What you have to do —
Leave out the pictures, then reproduce the rest of the material exactly.

— begin Records provided —

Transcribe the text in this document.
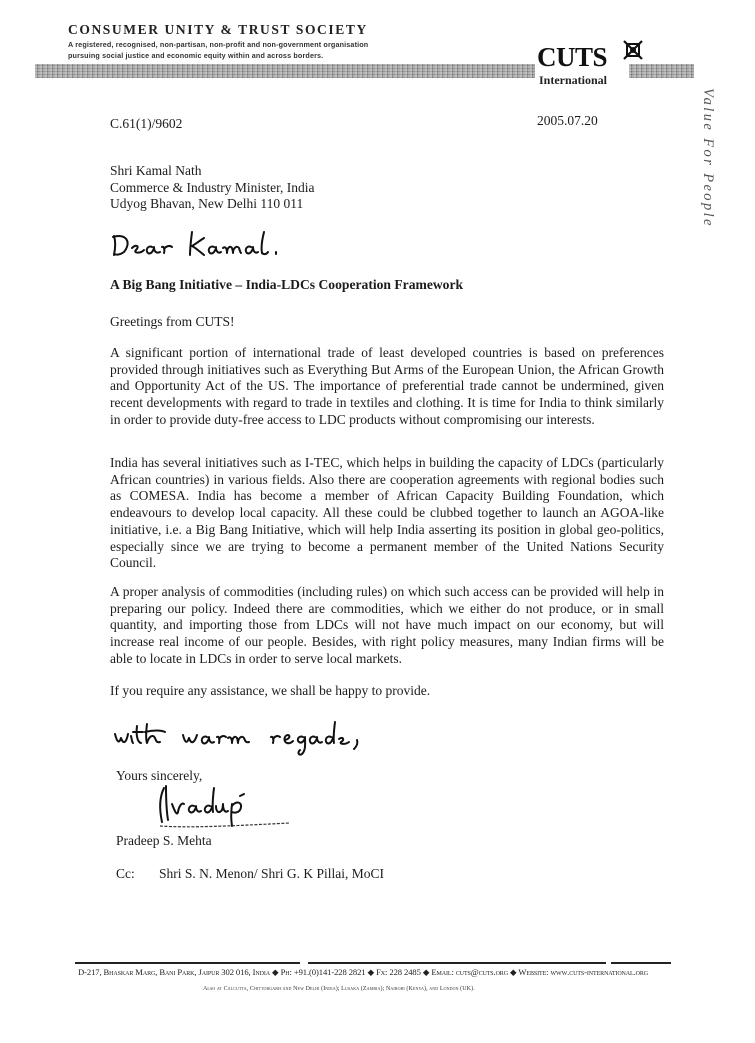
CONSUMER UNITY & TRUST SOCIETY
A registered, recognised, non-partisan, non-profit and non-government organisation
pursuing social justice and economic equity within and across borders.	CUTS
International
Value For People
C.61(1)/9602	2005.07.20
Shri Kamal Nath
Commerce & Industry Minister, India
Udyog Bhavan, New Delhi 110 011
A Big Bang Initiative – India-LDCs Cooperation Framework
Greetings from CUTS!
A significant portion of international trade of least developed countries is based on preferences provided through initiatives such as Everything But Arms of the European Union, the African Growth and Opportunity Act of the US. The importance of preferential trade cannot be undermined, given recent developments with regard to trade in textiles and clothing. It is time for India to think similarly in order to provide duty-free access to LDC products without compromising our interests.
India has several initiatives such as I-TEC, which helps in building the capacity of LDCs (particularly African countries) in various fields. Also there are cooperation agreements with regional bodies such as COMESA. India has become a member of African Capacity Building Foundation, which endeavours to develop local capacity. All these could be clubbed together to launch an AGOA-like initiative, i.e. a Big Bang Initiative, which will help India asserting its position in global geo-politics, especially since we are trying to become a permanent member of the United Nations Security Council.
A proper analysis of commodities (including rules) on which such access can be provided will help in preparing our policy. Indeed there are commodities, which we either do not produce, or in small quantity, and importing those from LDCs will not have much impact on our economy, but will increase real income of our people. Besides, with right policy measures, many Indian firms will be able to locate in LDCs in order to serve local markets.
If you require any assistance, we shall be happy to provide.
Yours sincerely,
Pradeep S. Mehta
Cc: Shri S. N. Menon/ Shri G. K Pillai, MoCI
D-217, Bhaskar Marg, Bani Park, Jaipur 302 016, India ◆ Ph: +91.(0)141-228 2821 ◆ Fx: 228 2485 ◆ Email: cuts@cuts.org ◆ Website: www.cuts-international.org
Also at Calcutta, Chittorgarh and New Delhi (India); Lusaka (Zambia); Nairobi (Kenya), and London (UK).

— end Records provided —

Task output —
Transcribe the text in this document.
CONSUMER UNITY & TRUST SOCIETY
A registered, recognised, non-partisan, non-profit and non-government organisation
pursuing social justice and economic equity within and across borders.	CUTS
International
Value For People
C.61(1)/9602	2005.07.20
Shri Kamal Nath
Commerce & Industry Minister, India
Udyog Bhavan, New Delhi 110 011
A Big Bang Initiative – India-LDCs Cooperation Framework
Greetings from CUTS!
A significant portion of international trade of least developed countries is based on preferences provided through initiatives such as Everything But Arms of the European Union, the African Growth and Opportunity Act of the US. The importance of preferential trade cannot be undermined, given recent developments with regard to trade in textiles and clothing. It is time for India to think similarly in order to provide duty-free access to LDC products without compromising our interests.
India has several initiatives such as I-TEC, which helps in building the capacity of LDCs (particularly African countries) in various fields. Also there are cooperation agreements with regional bodies such as COMESA. India has become a member of African Capacity Building Foundation, which endeavours to develop local capacity. All these could be clubbed together to launch an AGOA-like initiative, i.e. a Big Bang Initiative, which will help India asserting its position in global geo-politics, especially since we are trying to become a permanent member of the United Nations Security Council.
A proper analysis of commodities (including rules) on which such access can be provided will help in preparing our policy. Indeed there are commodities, which we either do not produce, or in small quantity, and importing those from LDCs will not have much impact on our economy, but will increase real income of our people. Besides, with right policy measures, many Indian firms will be able to locate in LDCs in order to serve local markets.
If you require any assistance, we shall be happy to provide.
Yours sincerely,
Pradeep S. Mehta
Cc: Shri S. N. Menon/ Shri G. K Pillai, MoCI
D-217, Bhaskar Marg, Bani Park, Jaipur 302 016, India ◆ Ph: +91.(0)141-228 2821 ◆ Fx: 228 2485 ◆ Email: cuts@cuts.org ◆ Website: www.cuts-international.org
Also at Calcutta, Chittorgarh and New Delhi (India); Lusaka (Zambia); Nairobi (Kenya), and London (UK).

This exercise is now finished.